In the lines below, look for "bacteria". Copy each line where it appears.

+++ INFORMATION PROVIDED

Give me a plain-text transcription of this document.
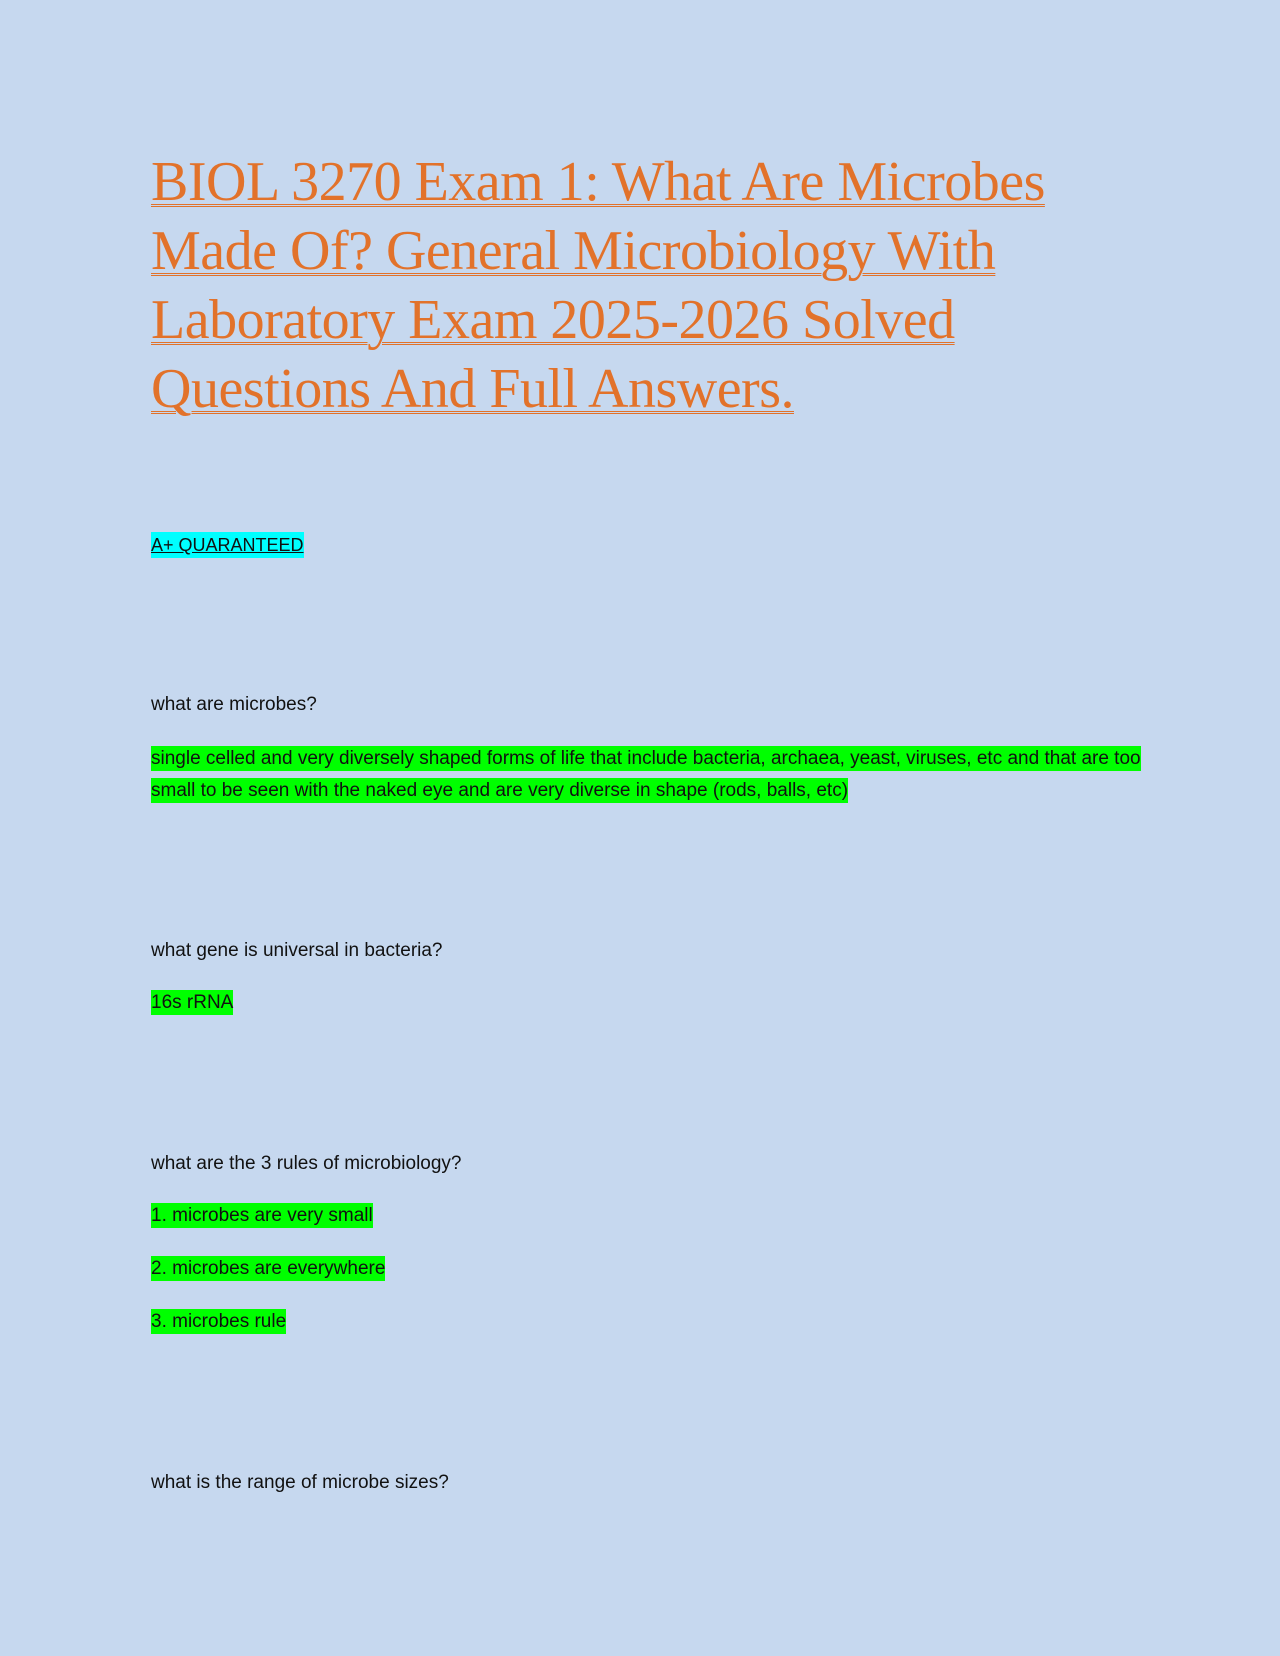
BIOL 3270 Exam 1: What Are Microbes Made Of? General Microbiology With Laboratory Exam 2025-2026 Solved Questions And Full Answers.
A+ QUARANTEED

what are microbes?

single celled and very diversely shaped forms of life that include bacteria, archaea, yeast, viruses, etc and that are too small to be seen with the naked eye and are very diverse in shape (rods, balls, etc)

what gene is universal in bacteria?

16s rRNA

what are the 3 rules of microbiology?

1. microbes are very small

2. microbes are everywhere

3. microbes rule

what is the range of microbe sizes?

++++++

WRITTEN RESPONSE
single celled and very diversely shaped forms of life that include bacteria, archaea, yeast, viruses, etc and that are too small to be seen with the naked eye and are very diverse in shape (rods, balls, etc)
what gene is universal in bacteria?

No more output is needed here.